» **Aim**:
Please repeat all of the listing exactly.

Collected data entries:
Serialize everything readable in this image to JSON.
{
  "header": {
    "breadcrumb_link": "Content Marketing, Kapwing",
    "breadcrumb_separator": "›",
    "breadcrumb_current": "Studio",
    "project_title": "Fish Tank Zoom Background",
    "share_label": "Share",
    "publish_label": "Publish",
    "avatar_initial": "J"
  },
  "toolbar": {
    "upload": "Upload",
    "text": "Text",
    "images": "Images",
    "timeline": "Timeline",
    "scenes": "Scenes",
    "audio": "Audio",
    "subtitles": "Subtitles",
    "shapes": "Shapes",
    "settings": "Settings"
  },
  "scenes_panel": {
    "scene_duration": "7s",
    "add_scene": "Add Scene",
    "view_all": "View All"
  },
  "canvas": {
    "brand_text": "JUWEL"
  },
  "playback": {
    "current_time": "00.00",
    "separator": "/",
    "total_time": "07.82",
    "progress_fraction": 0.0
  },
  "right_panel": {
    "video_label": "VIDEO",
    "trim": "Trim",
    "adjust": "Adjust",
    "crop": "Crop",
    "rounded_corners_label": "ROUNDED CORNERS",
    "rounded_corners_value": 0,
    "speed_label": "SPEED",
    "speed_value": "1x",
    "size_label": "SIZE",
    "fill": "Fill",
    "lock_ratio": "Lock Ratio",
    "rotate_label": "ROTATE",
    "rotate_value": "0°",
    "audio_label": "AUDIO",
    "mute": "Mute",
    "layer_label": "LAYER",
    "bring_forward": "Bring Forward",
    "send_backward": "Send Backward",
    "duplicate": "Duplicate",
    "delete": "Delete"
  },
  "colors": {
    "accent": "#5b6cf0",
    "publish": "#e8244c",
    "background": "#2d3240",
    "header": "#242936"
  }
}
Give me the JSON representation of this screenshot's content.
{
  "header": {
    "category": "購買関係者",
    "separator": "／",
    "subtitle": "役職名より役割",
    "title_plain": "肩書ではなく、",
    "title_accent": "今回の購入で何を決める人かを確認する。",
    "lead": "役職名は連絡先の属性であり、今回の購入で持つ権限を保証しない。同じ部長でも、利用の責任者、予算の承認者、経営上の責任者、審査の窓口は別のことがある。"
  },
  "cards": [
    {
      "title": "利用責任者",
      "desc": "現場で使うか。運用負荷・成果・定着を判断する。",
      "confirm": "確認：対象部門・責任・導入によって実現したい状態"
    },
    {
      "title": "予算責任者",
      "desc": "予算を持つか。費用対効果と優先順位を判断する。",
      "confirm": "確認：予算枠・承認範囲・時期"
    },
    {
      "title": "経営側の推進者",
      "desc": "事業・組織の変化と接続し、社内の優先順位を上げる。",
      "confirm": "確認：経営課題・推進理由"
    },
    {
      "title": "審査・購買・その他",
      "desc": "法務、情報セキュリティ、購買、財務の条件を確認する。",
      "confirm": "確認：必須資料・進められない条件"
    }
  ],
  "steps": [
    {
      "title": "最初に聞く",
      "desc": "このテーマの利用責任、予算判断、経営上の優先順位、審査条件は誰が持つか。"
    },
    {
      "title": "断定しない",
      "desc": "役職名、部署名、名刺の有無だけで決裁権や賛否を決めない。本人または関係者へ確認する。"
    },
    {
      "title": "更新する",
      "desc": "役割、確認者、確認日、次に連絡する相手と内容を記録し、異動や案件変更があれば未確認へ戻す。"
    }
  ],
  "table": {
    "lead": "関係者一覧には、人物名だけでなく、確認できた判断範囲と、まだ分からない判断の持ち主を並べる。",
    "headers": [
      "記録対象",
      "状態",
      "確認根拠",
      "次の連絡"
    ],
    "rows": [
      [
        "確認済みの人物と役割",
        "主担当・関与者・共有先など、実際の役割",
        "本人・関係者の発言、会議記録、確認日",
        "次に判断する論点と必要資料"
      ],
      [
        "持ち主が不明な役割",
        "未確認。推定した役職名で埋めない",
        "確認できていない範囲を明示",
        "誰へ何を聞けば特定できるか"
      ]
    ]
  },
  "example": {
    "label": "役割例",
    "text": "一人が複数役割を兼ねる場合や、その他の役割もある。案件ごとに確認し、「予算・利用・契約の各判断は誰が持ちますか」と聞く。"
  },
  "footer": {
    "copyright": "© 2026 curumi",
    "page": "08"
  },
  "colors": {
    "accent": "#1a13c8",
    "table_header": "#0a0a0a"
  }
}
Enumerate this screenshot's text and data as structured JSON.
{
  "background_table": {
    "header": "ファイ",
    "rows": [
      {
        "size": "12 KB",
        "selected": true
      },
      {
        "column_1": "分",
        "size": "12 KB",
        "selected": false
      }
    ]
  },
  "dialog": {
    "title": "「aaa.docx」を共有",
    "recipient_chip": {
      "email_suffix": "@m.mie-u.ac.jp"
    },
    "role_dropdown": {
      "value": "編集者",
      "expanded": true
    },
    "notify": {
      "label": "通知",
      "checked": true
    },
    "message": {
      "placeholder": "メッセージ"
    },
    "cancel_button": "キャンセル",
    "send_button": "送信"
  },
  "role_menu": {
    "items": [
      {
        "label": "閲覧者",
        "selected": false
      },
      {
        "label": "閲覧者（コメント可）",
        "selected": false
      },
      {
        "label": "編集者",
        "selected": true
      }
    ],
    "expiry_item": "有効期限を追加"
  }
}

» **Complete response**:
Serialize everything readable in this image to JSON.
{
  "header": {
    "breadcrumb_link": "Content Marketing, Kapwing",
    "breadcrumb_separator": "›",
    "breadcrumb_current": "Studio",
    "project_title": "Fish Tank Zoom Background",
    "share_label": "Share",
    "publish_label": "Publish",
    "avatar_initial": "J"
  },
  "toolbar": {
    "upload": "Upload",
    "text": "Text",
    "images": "Images",
    "timeline": "Timeline",
    "scenes": "Scenes",
    "audio": "Audio",
    "subtitles": "Subtitles",
    "shapes": "Shapes",
    "settings": "Settings"
  },
  "scenes_panel": {
    "scene_duration": "7s",
    "add_scene": "Add Scene",
    "view_all": "View All"
  },
  "canvas": {
    "brand_text": "JUWEL"
  },
  "playback": {
    "current_time": "00.00",
    "separator": "/",
    "total_time": "07.82",
    "progress_fraction": 0.0
  },
  "right_panel": {
    "video_label": "VIDEO",
    "trim": "Trim",
    "adjust": "Adjust",
    "crop": "Crop",
    "rounded_corners_label": "ROUNDED CORNERS",
    "rounded_corners_value": 0,
    "speed_label": "SPEED",
    "speed_value": "1x",
    "size_label": "SIZE",
    "fill": "Fill",
    "lock_ratio": "Lock Ratio",
    "rotate_label": "ROTATE",
    "rotate_value": "0°",
    "audio_label": "AUDIO",
    "mute": "Mute",
    "layer_label": "LAYER",
    "bring_forward": "Bring Forward",
    "send_backward": "Send Backward",
    "duplicate": "Duplicate",
    "delete": "Delete"
  },
  "colors": {
    "accent": "#5b6cf0",
    "publish": "#e8244c",
    "background": "#2d3240",
    "header": "#242936"
  }
}
Give me the JSON representation of this screenshot's content.
{
  "header": {
    "category": "購買関係者",
    "separator": "／",
    "subtitle": "役職名より役割",
    "title_plain": "肩書ではなく、",
    "title_accent": "今回の購入で何を決める人かを確認する。",
    "lead": "役職名は連絡先の属性であり、今回の購入で持つ権限を保証しない。同じ部長でも、利用の責任者、予算の承認者、経営上の責任者、審査の窓口は別のことがある。"
  },
  "cards": [
    {
      "title": "利用責任者",
      "desc": "現場で使うか。運用負荷・成果・定着を判断する。",
      "confirm": "確認：対象部門・責任・導入によって実現したい状態"
    },
    {
      "title": "予算責任者",
      "desc": "予算を持つか。費用対効果と優先順位を判断する。",
      "confirm": "確認：予算枠・承認範囲・時期"
    },
    {
      "title": "経営側の推進者",
      "desc": "事業・組織の変化と接続し、社内の優先順位を上げる。",
      "confirm": "確認：経営課題・推進理由"
    },
    {
      "title": "審査・購買・その他",
      "desc": "法務、情報セキュリティ、購買、財務の条件を確認する。",
      "confirm": "確認：必須資料・進められない条件"
    }
  ],
  "steps": [
    {
      "title": "最初に聞く",
      "desc": "このテーマの利用責任、予算判断、経営上の優先順位、審査条件は誰が持つか。"
    },
    {
      "title": "断定しない",
      "desc": "役職名、部署名、名刺の有無だけで決裁権や賛否を決めない。本人または関係者へ確認する。"
    },
    {
      "title": "更新する",
      "desc": "役割、確認者、確認日、次に連絡する相手と内容を記録し、異動や案件変更があれば未確認へ戻す。"
    }
  ],
  "table": {
    "lead": "関係者一覧には、人物名だけでなく、確認できた判断範囲と、まだ分からない判断の持ち主を並べる。",
    "headers": [
      "記録対象",
      "状態",
      "確認根拠",
      "次の連絡"
    ],
    "rows": [
      [
        "確認済みの人物と役割",
        "主担当・関与者・共有先など、実際の役割",
        "本人・関係者の発言、会議記録、確認日",
        "次に判断する論点と必要資料"
      ],
      [
        "持ち主が不明な役割",
        "未確認。推定した役職名で埋めない",
        "確認できていない範囲を明示",
        "誰へ何を聞けば特定できるか"
      ]
    ]
  },
  "example": {
    "label": "役割例",
    "text": "一人が複数役割を兼ねる場合や、その他の役割もある。案件ごとに確認し、「予算・利用・契約の各判断は誰が持ちますか」と聞く。"
  },
  "footer": {
    "copyright": "© 2026 curumi",
    "page": "08"
  },
  "colors": {
    "accent": "#1a13c8",
    "table_header": "#0a0a0a"
  }
}
Enumerate this screenshot's text and data as structured JSON.
{
  "background_table": {
    "header": "ファイ",
    "rows": [
      {
        "size": "12 KB",
        "selected": true
      },
      {
        "column_1": "分",
        "size": "12 KB",
        "selected": false
      }
    ]
  },
  "dialog": {
    "title": "「aaa.docx」を共有",
    "recipient_chip": {
      "email_suffix": "@m.mie-u.ac.jp"
    },
    "role_dropdown": {
      "value": "編集者",
      "expanded": true
    },
    "notify": {
      "label": "通知",
      "checked": true
    },
    "message": {
      "placeholder": "メッセージ"
    },
    "cancel_button": "キャンセル",
    "send_button": "送信"
  },
  "role_menu": {
    "items": [
      {
        "label": "閲覧者",
        "selected": false
      },
      {
        "label": "閲覧者（コメント可）",
        "selected": false
      },
      {
        "label": "編集者",
        "selected": true
      }
    ],
    "expiry_item": "有効期限を追加"
  }
}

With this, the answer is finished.